** BEGIN Extracted information **

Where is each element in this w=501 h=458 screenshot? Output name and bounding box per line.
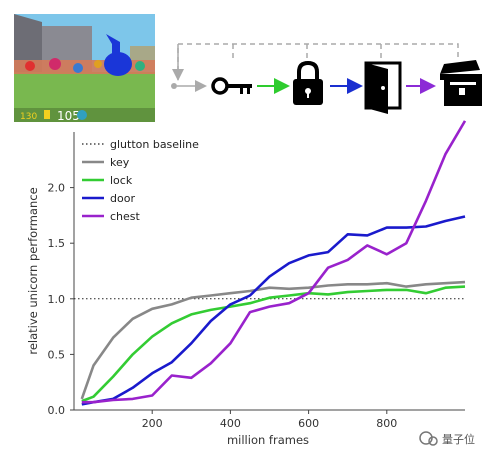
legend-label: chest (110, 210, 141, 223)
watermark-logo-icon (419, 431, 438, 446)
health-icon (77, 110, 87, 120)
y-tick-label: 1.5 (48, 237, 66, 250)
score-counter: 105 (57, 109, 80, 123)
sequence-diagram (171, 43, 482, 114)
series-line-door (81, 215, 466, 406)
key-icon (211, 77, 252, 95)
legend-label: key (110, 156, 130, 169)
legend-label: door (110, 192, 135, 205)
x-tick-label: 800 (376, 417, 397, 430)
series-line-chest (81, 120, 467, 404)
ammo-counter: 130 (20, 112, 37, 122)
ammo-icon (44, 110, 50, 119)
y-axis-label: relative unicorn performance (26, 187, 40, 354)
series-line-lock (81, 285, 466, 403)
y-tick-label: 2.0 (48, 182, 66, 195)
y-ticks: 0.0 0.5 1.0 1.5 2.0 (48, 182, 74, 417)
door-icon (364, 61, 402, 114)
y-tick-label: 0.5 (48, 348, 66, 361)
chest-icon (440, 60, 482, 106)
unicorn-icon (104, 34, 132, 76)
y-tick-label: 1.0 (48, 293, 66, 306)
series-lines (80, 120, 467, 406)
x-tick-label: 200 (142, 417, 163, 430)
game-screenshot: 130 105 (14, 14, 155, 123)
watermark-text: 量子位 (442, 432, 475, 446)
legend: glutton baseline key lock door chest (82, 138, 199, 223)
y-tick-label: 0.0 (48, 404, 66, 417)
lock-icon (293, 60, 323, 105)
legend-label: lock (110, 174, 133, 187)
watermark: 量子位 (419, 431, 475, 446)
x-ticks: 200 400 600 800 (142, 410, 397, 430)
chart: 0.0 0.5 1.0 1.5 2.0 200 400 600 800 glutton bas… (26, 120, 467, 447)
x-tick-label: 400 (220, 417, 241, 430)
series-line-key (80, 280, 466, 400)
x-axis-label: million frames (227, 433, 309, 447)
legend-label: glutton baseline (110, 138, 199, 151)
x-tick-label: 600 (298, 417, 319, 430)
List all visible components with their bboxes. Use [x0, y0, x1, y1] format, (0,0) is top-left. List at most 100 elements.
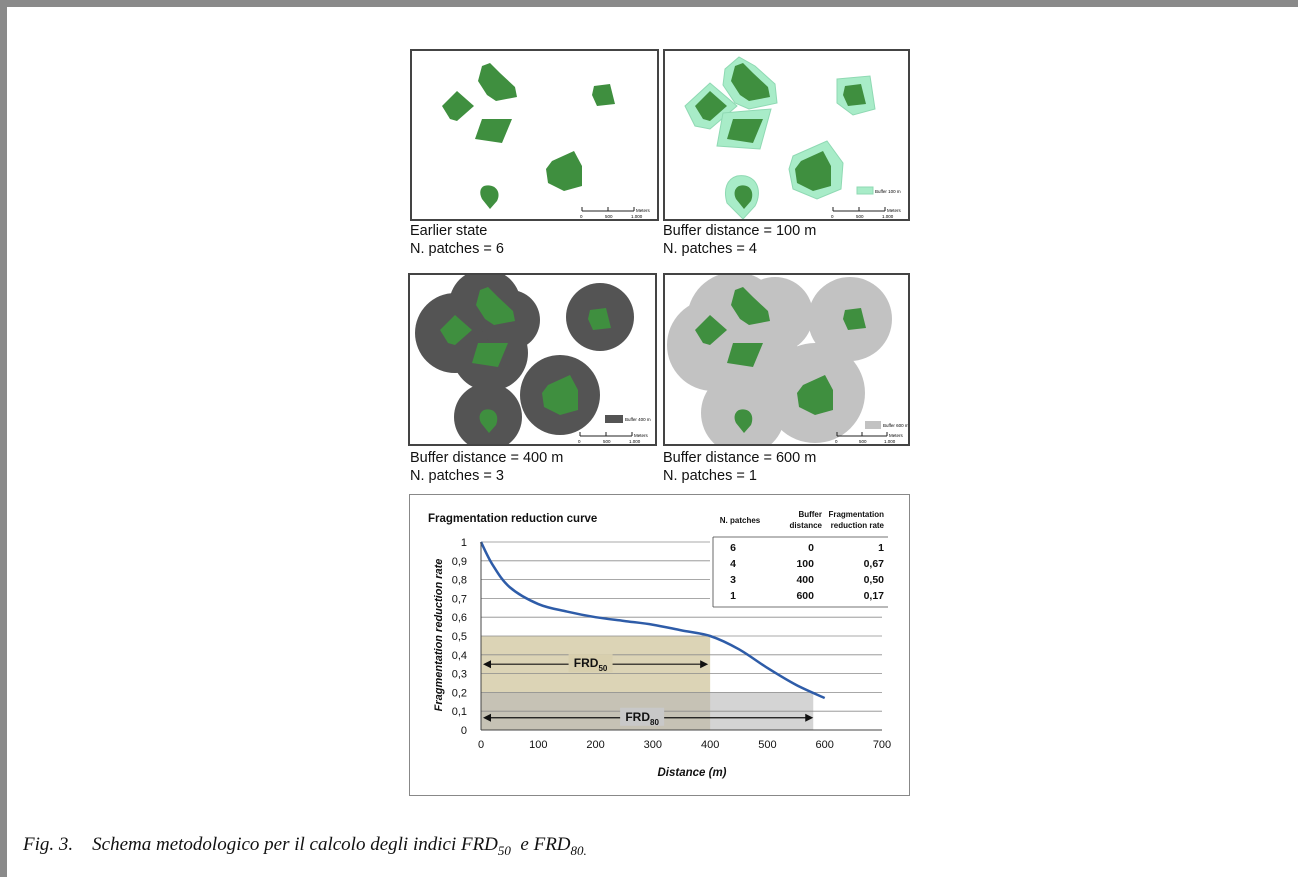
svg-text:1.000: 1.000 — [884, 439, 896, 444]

** END Extracted information **

Task instructions
Copy every line of the entries above exactly, omitting the pictures.

Response
Where is each element in this w=501 h=458 screenshot? Output name and bounding box per line.
legend-label: chest (110, 210, 141, 223)
watermark-logo-icon (419, 431, 438, 446)
health-icon (77, 110, 87, 120)
y-tick-label: 1.5 (48, 237, 66, 250)
score-counter: 105 (57, 109, 80, 123)
sequence-diagram (171, 43, 482, 114)
series-line-door (81, 215, 466, 406)
key-icon (211, 77, 252, 95)
legend-label: key (110, 156, 130, 169)
legend-label: door (110, 192, 135, 205)
x-tick-label: 800 (376, 417, 397, 430)
series-line-chest (81, 120, 467, 404)
ammo-counter: 130 (20, 112, 37, 122)
ammo-icon (44, 110, 50, 119)
y-axis-label: relative unicorn performance (26, 187, 40, 354)
series-line-lock (81, 285, 466, 403)
y-tick-label: 2.0 (48, 182, 66, 195)
y-ticks: 0.0 0.5 1.0 1.5 2.0 (48, 182, 74, 417)
door-icon (364, 61, 402, 114)
y-tick-label: 0.5 (48, 348, 66, 361)
chest-icon (440, 60, 482, 106)
unicorn-icon (104, 34, 132, 76)
y-tick-label: 1.0 (48, 293, 66, 306)
series-lines (80, 120, 467, 406)
x-tick-label: 200 (142, 417, 163, 430)
game-screenshot: 130 105 (14, 14, 155, 123)
watermark-text: 量子位 (442, 432, 475, 446)
legend: glutton baseline key lock door chest (82, 138, 199, 223)
y-tick-label: 0.0 (48, 404, 66, 417)
lock-icon (293, 60, 323, 105)
legend-label: lock (110, 174, 133, 187)
watermark: 量子位 (419, 431, 475, 446)
x-ticks: 200 400 600 800 (142, 410, 397, 430)
chart: 0.0 0.5 1.0 1.5 2.0 200 400 600 800 glutton bas… (26, 120, 467, 447)
x-tick-label: 400 (220, 417, 241, 430)
series-line-key (80, 280, 466, 400)
x-axis-label: million frames (227, 433, 309, 447)
legend-label: glutton baseline (110, 138, 199, 151)
x-tick-label: 600 (298, 417, 319, 430)
List all visible components with their bboxes. Use [x0, y0, x1, y1] format, (0,0) is top-left. List at most 100 elements.
svg-text:1.000: 1.000 — [884, 439, 896, 444]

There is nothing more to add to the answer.